**Aim**
Gather all lines with the word "frequency" in them.

START Items

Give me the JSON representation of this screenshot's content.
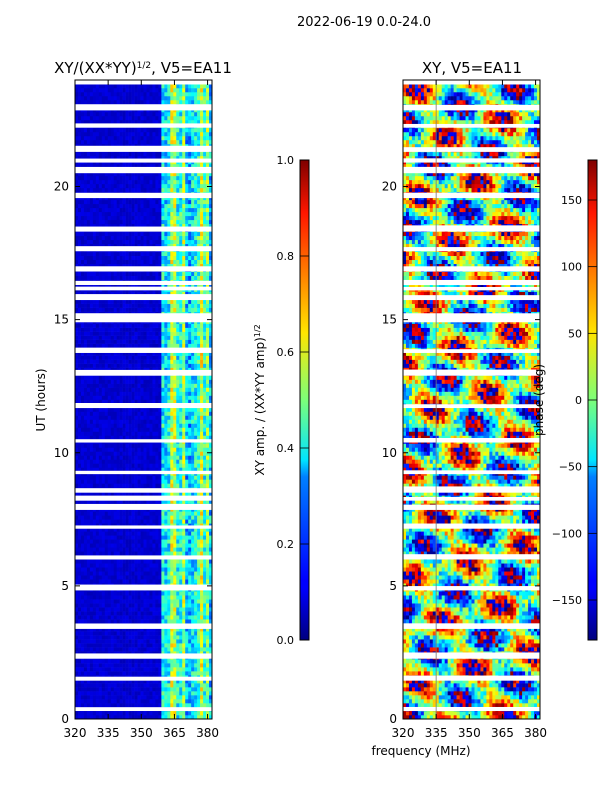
{
  "suptitle": "2022-06-19 0.0-24.0",
  "xlabel_shared": "frequency (MHz)",
  "chart_data": [
    {
      "type": "heatmap",
      "title_main": "XY/(XX*YY)",
      "title_sup": "1/2",
      "title_tail": ", V5=EA11",
      "xlabel": "",
      "ylabel": "UT (hours)",
      "xlim": [
        320,
        382
      ],
      "ylim": [
        0,
        24
      ],
      "x_ticks": [
        320,
        335,
        350,
        365,
        380
      ],
      "y_ticks": [
        0,
        5,
        10,
        15,
        20
      ],
      "colorbar": {
        "label_main": "XY amp. / (XX*YY amp)",
        "label_sup": "1/2",
        "range": [
          0.0,
          1.0
        ],
        "ticks": [
          "0.0",
          "0.2",
          "0.4",
          "0.6",
          "0.8",
          "1.0"
        ],
        "colormap": "jet"
      },
      "description": "Normalized cross-correlation amplitude vs frequency and UT; mostly near 0 below 360 MHz, elevated (0.3-0.6) in vertical stripes from ~360 to 382 MHz."
    },
    {
      "type": "heatmap",
      "title": "XY, V5=EA11",
      "xlabel": "",
      "ylabel": "",
      "xlim": [
        320,
        382
      ],
      "ylim": [
        0,
        24
      ],
      "x_ticks": [
        320,
        335,
        350,
        365,
        380
      ],
      "y_ticks": [
        0,
        5,
        10,
        15,
        20
      ],
      "colorbar": {
        "label": "phase (deg)",
        "range": [
          -180,
          180
        ],
        "ticks": [
          "−150",
          "−100",
          "−50",
          "0",
          "50",
          "100",
          "150"
        ],
        "colormap": "jet"
      },
      "description": "XY phase vs frequency and UT; phases spanning the full -180 to 180 range."
    }
  ]
}
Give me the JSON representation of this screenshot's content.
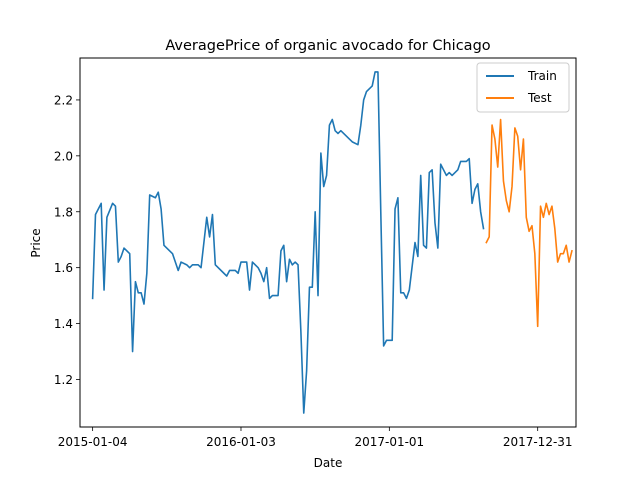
{
  "chart_data": {
    "type": "line",
    "title": "AveragePrice of organic avocado for Chicago",
    "xlabel": "Date",
    "ylabel": "Price",
    "x_type": "date",
    "xlim": [
      "2014-12-04",
      "2018-04-04"
    ],
    "ylim": [
      1.03,
      2.35
    ],
    "x_ticks": [
      "2015-01-04",
      "2016-01-03",
      "2017-01-01",
      "2017-12-31"
    ],
    "y_ticks": [
      1.2,
      1.4,
      1.6,
      1.8,
      2.0,
      2.2
    ],
    "y_tick_labels": [
      "1.2",
      "1.4",
      "1.6",
      "1.8",
      "2.0",
      "2.2"
    ],
    "grid": false,
    "legend": "top-right",
    "series": [
      {
        "name": "Train",
        "color": "#1f77b4",
        "points": [
          [
            "2015-01-04",
            1.49
          ],
          [
            "2015-01-11",
            1.79
          ],
          [
            "2015-01-25",
            1.83
          ],
          [
            "2015-02-01",
            1.52
          ],
          [
            "2015-02-08",
            1.78
          ],
          [
            "2015-02-22",
            1.83
          ],
          [
            "2015-03-01",
            1.82
          ],
          [
            "2015-03-08",
            1.62
          ],
          [
            "2015-03-15",
            1.64
          ],
          [
            "2015-03-22",
            1.67
          ],
          [
            "2015-04-05",
            1.65
          ],
          [
            "2015-04-12",
            1.3
          ],
          [
            "2015-04-19",
            1.55
          ],
          [
            "2015-04-26",
            1.51
          ],
          [
            "2015-05-03",
            1.51
          ],
          [
            "2015-05-10",
            1.47
          ],
          [
            "2015-05-17",
            1.58
          ],
          [
            "2015-05-24",
            1.86
          ],
          [
            "2015-06-07",
            1.85
          ],
          [
            "2015-06-14",
            1.87
          ],
          [
            "2015-06-21",
            1.81
          ],
          [
            "2015-06-28",
            1.68
          ],
          [
            "2015-07-19",
            1.65
          ],
          [
            "2015-08-02",
            1.59
          ],
          [
            "2015-08-09",
            1.62
          ],
          [
            "2015-08-23",
            1.61
          ],
          [
            "2015-08-30",
            1.6
          ],
          [
            "2015-09-06",
            1.61
          ],
          [
            "2015-09-20",
            1.61
          ],
          [
            "2015-09-27",
            1.6
          ],
          [
            "2015-10-11",
            1.78
          ],
          [
            "2015-10-18",
            1.71
          ],
          [
            "2015-10-25",
            1.79
          ],
          [
            "2015-11-01",
            1.61
          ],
          [
            "2015-11-22",
            1.58
          ],
          [
            "2015-11-29",
            1.57
          ],
          [
            "2015-12-06",
            1.59
          ],
          [
            "2015-12-20",
            1.59
          ],
          [
            "2015-12-27",
            1.58
          ],
          [
            "2016-01-03",
            1.62
          ],
          [
            "2016-01-17",
            1.62
          ],
          [
            "2016-01-24",
            1.52
          ],
          [
            "2016-01-31",
            1.62
          ],
          [
            "2016-02-14",
            1.6
          ],
          [
            "2016-02-21",
            1.58
          ],
          [
            "2016-02-28",
            1.55
          ],
          [
            "2016-03-06",
            1.6
          ],
          [
            "2016-03-13",
            1.49
          ],
          [
            "2016-03-20",
            1.5
          ],
          [
            "2016-04-03",
            1.5
          ],
          [
            "2016-04-10",
            1.66
          ],
          [
            "2016-04-17",
            1.68
          ],
          [
            "2016-04-24",
            1.55
          ],
          [
            "2016-05-01",
            1.63
          ],
          [
            "2016-05-08",
            1.61
          ],
          [
            "2016-05-15",
            1.62
          ],
          [
            "2016-05-22",
            1.61
          ],
          [
            "2016-05-29",
            1.37
          ],
          [
            "2016-06-05",
            1.08
          ],
          [
            "2016-06-12",
            1.23
          ],
          [
            "2016-06-19",
            1.53
          ],
          [
            "2016-06-26",
            1.53
          ],
          [
            "2016-07-03",
            1.8
          ],
          [
            "2016-07-10",
            1.5
          ],
          [
            "2016-07-17",
            2.01
          ],
          [
            "2016-07-24",
            1.89
          ],
          [
            "2016-07-31",
            1.93
          ],
          [
            "2016-08-07",
            2.11
          ],
          [
            "2016-08-14",
            2.13
          ],
          [
            "2016-08-21",
            2.09
          ],
          [
            "2016-08-28",
            2.08
          ],
          [
            "2016-09-04",
            2.09
          ],
          [
            "2016-09-25",
            2.06
          ],
          [
            "2016-10-02",
            2.05
          ],
          [
            "2016-10-16",
            2.04
          ],
          [
            "2016-10-23",
            2.11
          ],
          [
            "2016-10-30",
            2.2
          ],
          [
            "2016-11-06",
            2.23
          ],
          [
            "2016-11-20",
            2.25
          ],
          [
            "2016-11-27",
            2.3
          ],
          [
            "2016-12-04",
            2.3
          ],
          [
            "2016-12-11",
            1.8
          ],
          [
            "2016-12-18",
            1.32
          ],
          [
            "2016-12-25",
            1.34
          ],
          [
            "2017-01-08",
            1.34
          ],
          [
            "2017-01-15",
            1.81
          ],
          [
            "2017-01-22",
            1.85
          ],
          [
            "2017-01-29",
            1.51
          ],
          [
            "2017-02-05",
            1.51
          ],
          [
            "2017-02-12",
            1.49
          ],
          [
            "2017-02-19",
            1.52
          ],
          [
            "2017-03-05",
            1.69
          ],
          [
            "2017-03-12",
            1.64
          ],
          [
            "2017-03-19",
            1.93
          ],
          [
            "2017-03-26",
            1.68
          ],
          [
            "2017-04-02",
            1.67
          ],
          [
            "2017-04-09",
            1.94
          ],
          [
            "2017-04-16",
            1.95
          ],
          [
            "2017-04-23",
            1.76
          ],
          [
            "2017-04-30",
            1.67
          ],
          [
            "2017-05-07",
            1.97
          ],
          [
            "2017-05-14",
            1.95
          ],
          [
            "2017-05-21",
            1.93
          ],
          [
            "2017-05-28",
            1.94
          ],
          [
            "2017-06-04",
            1.93
          ],
          [
            "2017-06-18",
            1.95
          ],
          [
            "2017-06-25",
            1.98
          ],
          [
            "2017-07-09",
            1.98
          ],
          [
            "2017-07-16",
            1.99
          ],
          [
            "2017-07-23",
            1.83
          ],
          [
            "2017-07-30",
            1.88
          ],
          [
            "2017-08-06",
            1.9
          ],
          [
            "2017-08-13",
            1.8
          ],
          [
            "2017-08-20",
            1.74
          ]
        ]
      },
      {
        "name": "Test",
        "color": "#ff7f0e",
        "points": [
          [
            "2017-08-27",
            1.69
          ],
          [
            "2017-09-03",
            1.71
          ],
          [
            "2017-09-10",
            2.11
          ],
          [
            "2017-09-17",
            2.06
          ],
          [
            "2017-09-24",
            1.96
          ],
          [
            "2017-10-01",
            2.13
          ],
          [
            "2017-10-08",
            1.91
          ],
          [
            "2017-10-15",
            1.84
          ],
          [
            "2017-10-22",
            1.8
          ],
          [
            "2017-10-29",
            1.89
          ],
          [
            "2017-11-05",
            2.1
          ],
          [
            "2017-11-12",
            2.07
          ],
          [
            "2017-11-19",
            1.95
          ],
          [
            "2017-11-26",
            2.06
          ],
          [
            "2017-12-03",
            1.78
          ],
          [
            "2017-12-10",
            1.73
          ],
          [
            "2017-12-17",
            1.75
          ],
          [
            "2017-12-24",
            1.65
          ],
          [
            "2017-12-31",
            1.39
          ],
          [
            "2018-01-07",
            1.82
          ],
          [
            "2018-01-14",
            1.78
          ],
          [
            "2018-01-21",
            1.83
          ],
          [
            "2018-01-28",
            1.79
          ],
          [
            "2018-02-04",
            1.82
          ],
          [
            "2018-02-11",
            1.74
          ],
          [
            "2018-02-18",
            1.62
          ],
          [
            "2018-02-25",
            1.65
          ],
          [
            "2018-03-04",
            1.65
          ],
          [
            "2018-03-11",
            1.68
          ],
          [
            "2018-03-18",
            1.62
          ],
          [
            "2018-03-25",
            1.66
          ]
        ]
      }
    ]
  }
}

END Items

**Output below**
  "xlabel_shared": "frequency (MHz)",
      "description": "Normalized cross-correlation amplitude vs frequency and UT; mostly near 0 below 360 MHz, elevated (0.3-0.6) in vertical stripes from ~360 to 382 MHz."
      "description": "XY phase vs frequency and UT; phases spanning the full -180 to 180 range."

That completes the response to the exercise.